***** Dataset records *****
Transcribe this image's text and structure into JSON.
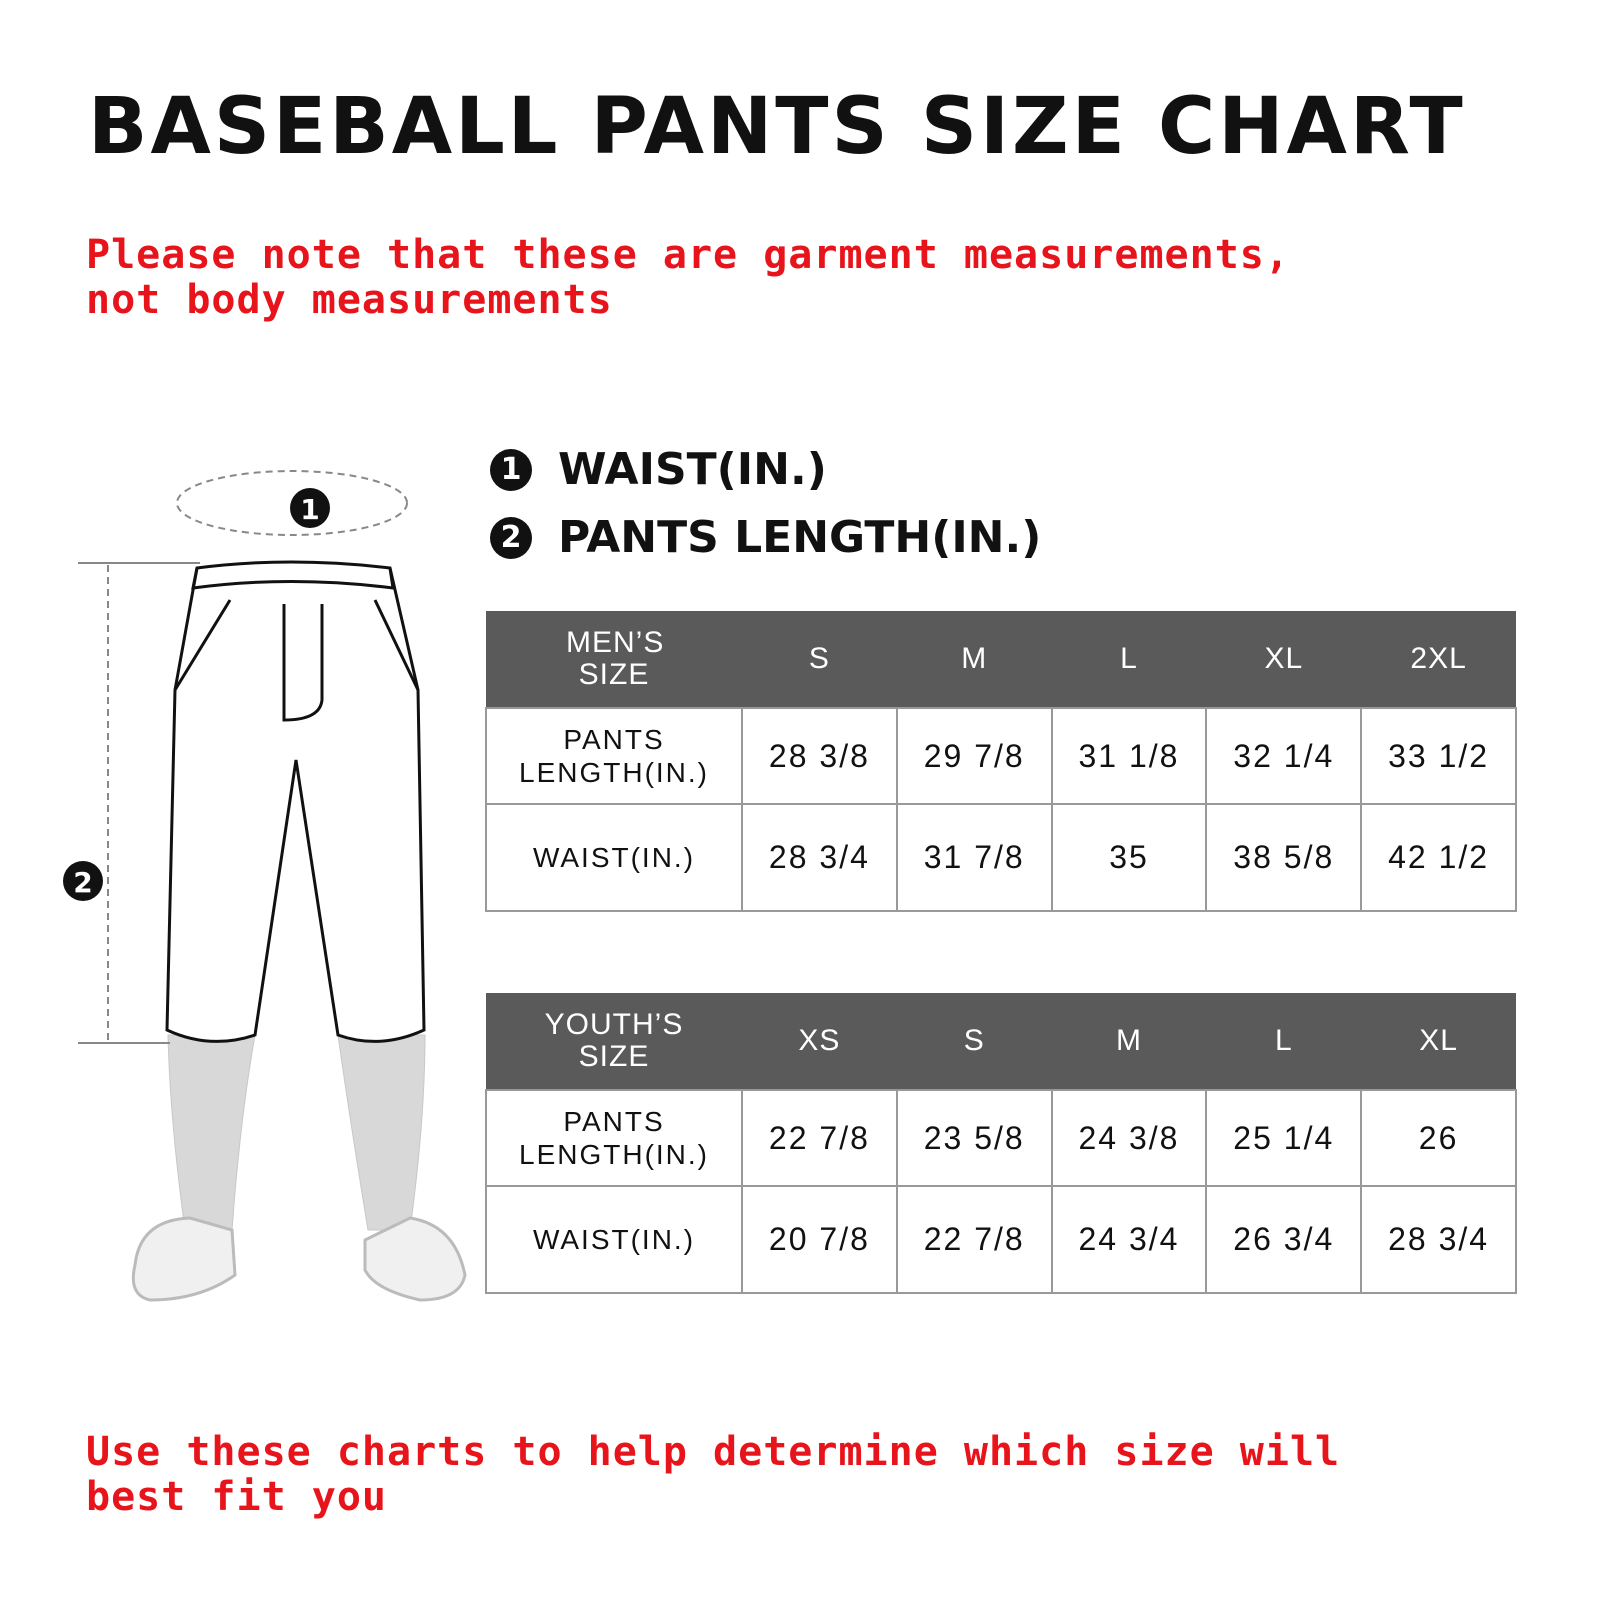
{
  "title": "BASEBALL PANTS SIZE CHART",
  "note_top": "Please note that these are garment measurements, not body measurements",
  "note_bottom": "Use these charts to help determine which size will best fit you",
  "legend": [
    {
      "num": "1",
      "label": "WAIST(IN.)"
    },
    {
      "num": "2",
      "label": "PANTS LENGTH(IN.)"
    }
  ],
  "accent_color": "#e8141b",
  "header_color": "#5a5a5a",
  "mens": {
    "header": "MEN’S SIZE",
    "sizes": [
      "S",
      "M",
      "L",
      "XL",
      "2XL"
    ],
    "rows": [
      {
        "label": "PANTS LENGTH(IN.)",
        "values": [
          "28 3/8",
          "29 7/8",
          "31 1/8",
          "32 1/4",
          "33 1/2"
        ]
      },
      {
        "label": "WAIST(IN.)",
        "values": [
          "28 3/4",
          "31 7/8",
          "35",
          "38 5/8",
          "42 1/2"
        ]
      }
    ]
  },
  "youth": {
    "header": "YOUTH’S SIZE",
    "sizes": [
      "XS",
      "S",
      "M",
      "L",
      "XL"
    ],
    "rows": [
      {
        "label": "PANTS LENGTH(IN.)",
        "values": [
          "22 7/8",
          "23 5/8",
          "24 3/8",
          "25 1/4",
          "26"
        ]
      },
      {
        "label": "WAIST(IN.)",
        "values": [
          "20 7/8",
          "22 7/8",
          "24 3/4",
          "26 3/4",
          "28 3/4"
        ]
      }
    ]
  }
}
*****
Each entry above should be reproduced exactly, with the pictures removed.

Result of this exercise:
Transcribe this image's text and structure into JSON.
{
  "title": "BASEBALL PANTS SIZE CHART",
  "note_top": "Please note that these are garment measurements, not body measurements",
  "note_bottom": "Use these charts to help determine which size will best fit you",
  "legend": [
    {
      "num": "1",
      "label": "WAIST(IN.)"
    },
    {
      "num": "2",
      "label": "PANTS LENGTH(IN.)"
    }
  ],
  "accent_color": "#e8141b",
  "header_color": "#5a5a5a",
  "mens": {
    "header": "MEN’S SIZE",
    "sizes": [
      "S",
      "M",
      "L",
      "XL",
      "2XL"
    ],
    "rows": [
      {
        "label": "PANTS LENGTH(IN.)",
        "values": [
          "28 3/8",
          "29 7/8",
          "31 1/8",
          "32 1/4",
          "33 1/2"
        ]
      },
      {
        "label": "WAIST(IN.)",
        "values": [
          "28 3/4",
          "31 7/8",
          "35",
          "38 5/8",
          "42 1/2"
        ]
      }
    ]
  },
  "youth": {
    "header": "YOUTH’S SIZE",
    "sizes": [
      "XS",
      "S",
      "M",
      "L",
      "XL"
    ],
    "rows": [
      {
        "label": "PANTS LENGTH(IN.)",
        "values": [
          "22 7/8",
          "23 5/8",
          "24 3/8",
          "25 1/4",
          "26"
        ]
      },
      {
        "label": "WAIST(IN.)",
        "values": [
          "20 7/8",
          "22 7/8",
          "24 3/4",
          "26 3/4",
          "28 3/4"
        ]
      }
    ]
  }
}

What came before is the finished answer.